▸ Input rows
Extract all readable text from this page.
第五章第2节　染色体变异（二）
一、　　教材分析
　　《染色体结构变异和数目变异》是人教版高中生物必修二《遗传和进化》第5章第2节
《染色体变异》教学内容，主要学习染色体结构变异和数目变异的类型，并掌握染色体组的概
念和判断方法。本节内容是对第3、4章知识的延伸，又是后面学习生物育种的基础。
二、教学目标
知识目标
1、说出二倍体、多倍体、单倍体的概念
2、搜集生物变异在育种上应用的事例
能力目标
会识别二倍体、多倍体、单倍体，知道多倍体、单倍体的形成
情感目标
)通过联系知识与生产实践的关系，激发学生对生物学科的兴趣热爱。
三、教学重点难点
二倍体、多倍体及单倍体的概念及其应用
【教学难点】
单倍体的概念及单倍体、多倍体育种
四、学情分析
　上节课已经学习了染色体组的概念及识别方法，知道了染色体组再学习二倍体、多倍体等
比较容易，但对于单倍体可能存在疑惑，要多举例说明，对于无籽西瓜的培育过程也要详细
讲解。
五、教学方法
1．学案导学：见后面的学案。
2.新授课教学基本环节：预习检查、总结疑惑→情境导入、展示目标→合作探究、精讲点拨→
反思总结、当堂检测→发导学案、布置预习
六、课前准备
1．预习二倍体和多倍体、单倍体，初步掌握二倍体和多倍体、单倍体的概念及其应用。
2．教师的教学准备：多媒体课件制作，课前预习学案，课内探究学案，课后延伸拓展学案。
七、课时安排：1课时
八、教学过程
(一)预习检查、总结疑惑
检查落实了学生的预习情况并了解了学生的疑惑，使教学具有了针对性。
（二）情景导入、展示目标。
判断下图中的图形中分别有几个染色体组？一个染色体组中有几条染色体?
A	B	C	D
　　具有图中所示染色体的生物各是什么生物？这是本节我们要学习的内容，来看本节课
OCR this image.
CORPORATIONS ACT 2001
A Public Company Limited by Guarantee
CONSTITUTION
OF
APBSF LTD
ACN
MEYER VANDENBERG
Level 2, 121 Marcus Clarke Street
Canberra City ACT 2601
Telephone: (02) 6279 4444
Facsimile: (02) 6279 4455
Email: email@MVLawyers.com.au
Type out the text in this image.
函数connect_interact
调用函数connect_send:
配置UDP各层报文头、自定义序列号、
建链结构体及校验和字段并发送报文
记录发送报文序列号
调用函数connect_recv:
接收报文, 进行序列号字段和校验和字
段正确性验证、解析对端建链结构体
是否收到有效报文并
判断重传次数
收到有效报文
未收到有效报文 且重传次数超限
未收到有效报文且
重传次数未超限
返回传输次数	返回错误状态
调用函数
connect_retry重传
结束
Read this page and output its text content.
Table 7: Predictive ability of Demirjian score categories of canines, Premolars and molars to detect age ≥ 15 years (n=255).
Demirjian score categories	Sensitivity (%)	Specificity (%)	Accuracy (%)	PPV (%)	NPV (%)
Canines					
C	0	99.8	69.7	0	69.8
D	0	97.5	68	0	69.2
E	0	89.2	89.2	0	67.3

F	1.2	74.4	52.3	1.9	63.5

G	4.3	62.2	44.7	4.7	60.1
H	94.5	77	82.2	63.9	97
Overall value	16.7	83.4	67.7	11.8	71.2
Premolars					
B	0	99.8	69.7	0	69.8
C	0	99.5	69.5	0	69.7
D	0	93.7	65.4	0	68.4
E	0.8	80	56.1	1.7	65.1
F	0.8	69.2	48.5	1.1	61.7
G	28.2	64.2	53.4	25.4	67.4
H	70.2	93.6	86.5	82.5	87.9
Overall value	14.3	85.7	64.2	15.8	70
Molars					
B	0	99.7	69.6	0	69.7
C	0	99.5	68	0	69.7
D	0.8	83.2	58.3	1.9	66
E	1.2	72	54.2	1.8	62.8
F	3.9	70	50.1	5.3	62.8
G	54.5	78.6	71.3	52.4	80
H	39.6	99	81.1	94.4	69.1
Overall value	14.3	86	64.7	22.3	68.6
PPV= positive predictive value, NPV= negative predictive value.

▸ The problem
Each record above must be given again exactly.

▸ Finished task
Extract all readable text from this page.
第五章第2节　染色体变异（二）
一、　　教材分析
　　《染色体结构变异和数目变异》是人教版高中生物必修二《遗传和进化》第5章第2节
《染色体变异》教学内容，主要学习染色体结构变异和数目变异的类型，并掌握染色体组的概
念和判断方法。本节内容是对第3、4章知识的延伸，又是后面学习生物育种的基础。
二、教学目标
知识目标
1、说出二倍体、多倍体、单倍体的概念
2、搜集生物变异在育种上应用的事例
能力目标
会识别二倍体、多倍体、单倍体，知道多倍体、单倍体的形成
情感目标
)通过联系知识与生产实践的关系，激发学生对生物学科的兴趣热爱。
三、教学重点难点
二倍体、多倍体及单倍体的概念及其应用
【教学难点】
单倍体的概念及单倍体、多倍体育种
四、学情分析
　上节课已经学习了染色体组的概念及识别方法，知道了染色体组再学习二倍体、多倍体等
比较容易，但对于单倍体可能存在疑惑，要多举例说明，对于无籽西瓜的培育过程也要详细
讲解。
五、教学方法
1．学案导学：见后面的学案。
2.新授课教学基本环节：预习检查、总结疑惑→情境导入、展示目标→合作探究、精讲点拨→
反思总结、当堂检测→发导学案、布置预习
六、课前准备
1．预习二倍体和多倍体、单倍体，初步掌握二倍体和多倍体、单倍体的概念及其应用。
2．教师的教学准备：多媒体课件制作，课前预习学案，课内探究学案，课后延伸拓展学案。
七、课时安排：1课时
八、教学过程
(一)预习检查、总结疑惑
检查落实了学生的预习情况并了解了学生的疑惑，使教学具有了针对性。
（二）情景导入、展示目标。
判断下图中的图形中分别有几个染色体组？一个染色体组中有几条染色体?
A	B	C	D
　　具有图中所示染色体的生物各是什么生物？这是本节我们要学习的内容，来看本节课
OCR this image.
CORPORATIONS ACT 2001
A Public Company Limited by Guarantee
CONSTITUTION
OF
APBSF LTD
ACN
MEYER VANDENBERG
Level 2, 121 Marcus Clarke Street
Canberra City ACT 2601
Telephone: (02) 6279 4444
Facsimile: (02) 6279 4455
Email: email@MVLawyers.com.au
Type out the text in this image.
函数connect_interact
调用函数connect_send:
配置UDP各层报文头、自定义序列号、
建链结构体及校验和字段并发送报文
记录发送报文序列号
调用函数connect_recv:
接收报文, 进行序列号字段和校验和字
段正确性验证、解析对端建链结构体
是否收到有效报文并
判断重传次数
收到有效报文
未收到有效报文 且重传次数超限
未收到有效报文且
重传次数未超限
返回传输次数	返回错误状态
调用函数
connect_retry重传
结束
Read this page and output its text content.
Table 7: Predictive ability of Demirjian score categories of canines, Premolars and molars to detect age ≥ 15 years (n=255).
Demirjian score categories	Sensitivity (%)	Specificity (%)	Accuracy (%)	PPV (%)	NPV (%)
Canines					
C	0	99.8	69.7	0	69.8
D	0	97.5	68	0	69.2
E	0	89.2	89.2	0	67.3

F	1.2	74.4	52.3	1.9	63.5

G	4.3	62.2	44.7	4.7	60.1
H	94.5	77	82.2	63.9	97
Overall value	16.7	83.4	67.7	11.8	71.2
Premolars					
B	0	99.8	69.7	0	69.8
C	0	99.5	69.5	0	69.7
D	0	93.7	65.4	0	68.4
E	0.8	80	56.1	1.7	65.1
F	0.8	69.2	48.5	1.1	61.7
G	28.2	64.2	53.4	25.4	67.4
H	70.2	93.6	86.5	82.5	87.9
Overall value	14.3	85.7	64.2	15.8	70
Molars					
B	0	99.7	69.6	0	69.7
C	0	99.5	68	0	69.7
D	0.8	83.2	58.3	1.9	66
E	1.2	72	54.2	1.8	62.8
F	3.9	70	50.1	5.3	62.8
G	54.5	78.6	71.3	52.4	80
H	39.6	99	81.1	94.4	69.1
Overall value	14.3	86	64.7	22.3	68.6
PPV= positive predictive value, NPV= negative predictive value.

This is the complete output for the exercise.